- Work to be completed
Each record must be retyped in full. No character may differ.
## START
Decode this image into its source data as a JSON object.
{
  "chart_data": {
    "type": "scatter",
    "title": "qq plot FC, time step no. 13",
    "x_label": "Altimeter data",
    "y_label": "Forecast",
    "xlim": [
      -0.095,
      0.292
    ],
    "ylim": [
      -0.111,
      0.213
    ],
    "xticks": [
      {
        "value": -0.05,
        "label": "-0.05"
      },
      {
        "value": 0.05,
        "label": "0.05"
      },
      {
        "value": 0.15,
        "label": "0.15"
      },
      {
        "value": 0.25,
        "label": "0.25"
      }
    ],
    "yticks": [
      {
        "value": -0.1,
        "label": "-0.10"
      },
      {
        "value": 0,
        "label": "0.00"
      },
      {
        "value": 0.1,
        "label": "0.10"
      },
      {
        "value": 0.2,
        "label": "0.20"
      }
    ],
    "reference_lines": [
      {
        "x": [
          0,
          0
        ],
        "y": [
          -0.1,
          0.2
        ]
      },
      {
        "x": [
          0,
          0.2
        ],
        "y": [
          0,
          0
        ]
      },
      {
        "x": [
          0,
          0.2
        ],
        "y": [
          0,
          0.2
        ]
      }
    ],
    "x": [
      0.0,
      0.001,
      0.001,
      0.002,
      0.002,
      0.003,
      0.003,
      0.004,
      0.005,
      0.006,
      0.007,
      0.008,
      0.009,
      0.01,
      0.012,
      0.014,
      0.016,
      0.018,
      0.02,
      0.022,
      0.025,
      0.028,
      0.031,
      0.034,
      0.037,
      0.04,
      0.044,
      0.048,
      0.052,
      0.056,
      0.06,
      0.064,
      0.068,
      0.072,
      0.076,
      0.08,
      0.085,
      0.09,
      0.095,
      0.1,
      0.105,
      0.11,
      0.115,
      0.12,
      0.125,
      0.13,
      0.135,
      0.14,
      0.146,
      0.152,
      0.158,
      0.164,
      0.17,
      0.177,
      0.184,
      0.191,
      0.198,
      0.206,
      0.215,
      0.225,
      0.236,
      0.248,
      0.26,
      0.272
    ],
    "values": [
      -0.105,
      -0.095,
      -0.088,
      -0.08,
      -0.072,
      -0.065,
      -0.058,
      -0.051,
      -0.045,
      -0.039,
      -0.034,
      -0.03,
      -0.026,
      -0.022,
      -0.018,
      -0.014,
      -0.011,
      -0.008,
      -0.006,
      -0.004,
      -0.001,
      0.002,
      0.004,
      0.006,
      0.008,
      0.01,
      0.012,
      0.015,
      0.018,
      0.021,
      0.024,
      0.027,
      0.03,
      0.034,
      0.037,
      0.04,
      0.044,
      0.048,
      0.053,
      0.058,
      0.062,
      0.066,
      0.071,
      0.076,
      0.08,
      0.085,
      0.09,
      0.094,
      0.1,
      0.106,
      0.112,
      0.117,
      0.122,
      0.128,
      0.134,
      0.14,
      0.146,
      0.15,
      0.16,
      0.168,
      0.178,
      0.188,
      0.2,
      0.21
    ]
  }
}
## END
- Result for this exercise
Decode this image into its source data as a JSON object.
{
  "chart_data": {
    "type": "scatter",
    "title": "qq plot FC, time step no. 13",
    "x_label": "Altimeter data",
    "y_label": "Forecast",
    "xlim": [
      -0.095,
      0.292
    ],
    "ylim": [
      -0.111,
      0.213
    ],
    "xticks": [
      {
        "value": -0.05,
        "label": "-0.05"
      },
      {
        "value": 0.05,
        "label": "0.05"
      },
      {
        "value": 0.15,
        "label": "0.15"
      },
      {
        "value": 0.25,
        "label": "0.25"
      }
    ],
    "yticks": [
      {
        "value": -0.1,
        "label": "-0.10"
      },
      {
        "value": 0,
        "label": "0.00"
      },
      {
        "value": 0.1,
        "label": "0.10"
      },
      {
        "value": 0.2,
        "label": "0.20"
      }
    ],
    "reference_lines": [
      {
        "x": [
          0,
          0
        ],
        "y": [
          -0.1,
          0.2
        ]
      },
      {
        "x": [
          0,
          0.2
        ],
        "y": [
          0,
          0
        ]
      },
      {
        "x": [
          0,
          0.2
        ],
        "y": [
          0,
          0.2
        ]
      }
    ],
    "x": [
      0.0,
      0.001,
      0.001,
      0.002,
      0.002,
      0.003,
      0.003,
      0.004,
      0.005,
      0.006,
      0.007,
      0.008,
      0.009,
      0.01,
      0.012,
      0.014,
      0.016,
      0.018,
      0.02,
      0.022,
      0.025,
      0.028,
      0.031,
      0.034,
      0.037,
      0.04,
      0.044,
      0.048,
      0.052,
      0.056,
      0.06,
      0.064,
      0.068,
      0.072,
      0.076,
      0.08,
      0.085,
      0.09,
      0.095,
      0.1,
      0.105,
      0.11,
      0.115,
      0.12,
      0.125,
      0.13,
      0.135,
      0.14,
      0.146,
      0.152,
      0.158,
      0.164,
      0.17,
      0.177,
      0.184,
      0.191,
      0.198,
      0.206,
      0.215,
      0.225,
      0.236,
      0.248,
      0.26,
      0.272
    ],
    "values": [
      -0.105,
      -0.095,
      -0.088,
      -0.08,
      -0.072,
      -0.065,
      -0.058,
      -0.051,
      -0.045,
      -0.039,
      -0.034,
      -0.03,
      -0.026,
      -0.022,
      -0.018,
      -0.014,
      -0.011,
      -0.008,
      -0.006,
      -0.004,
      -0.001,
      0.002,
      0.004,
      0.006,
      0.008,
      0.01,
      0.012,
      0.015,
      0.018,
      0.021,
      0.024,
      0.027,
      0.03,
      0.034,
      0.037,
      0.04,
      0.044,
      0.048,
      0.053,
      0.058,
      0.062,
      0.066,
      0.071,
      0.076,
      0.08,
      0.085,
      0.09,
      0.094,
      0.1,
      0.106,
      0.112,
      0.117,
      0.122,
      0.128,
      0.134,
      0.14,
      0.146,
      0.15,
      0.16,
      0.168,
      0.178,
      0.188,
      0.2,
      0.21
    ]
  }
}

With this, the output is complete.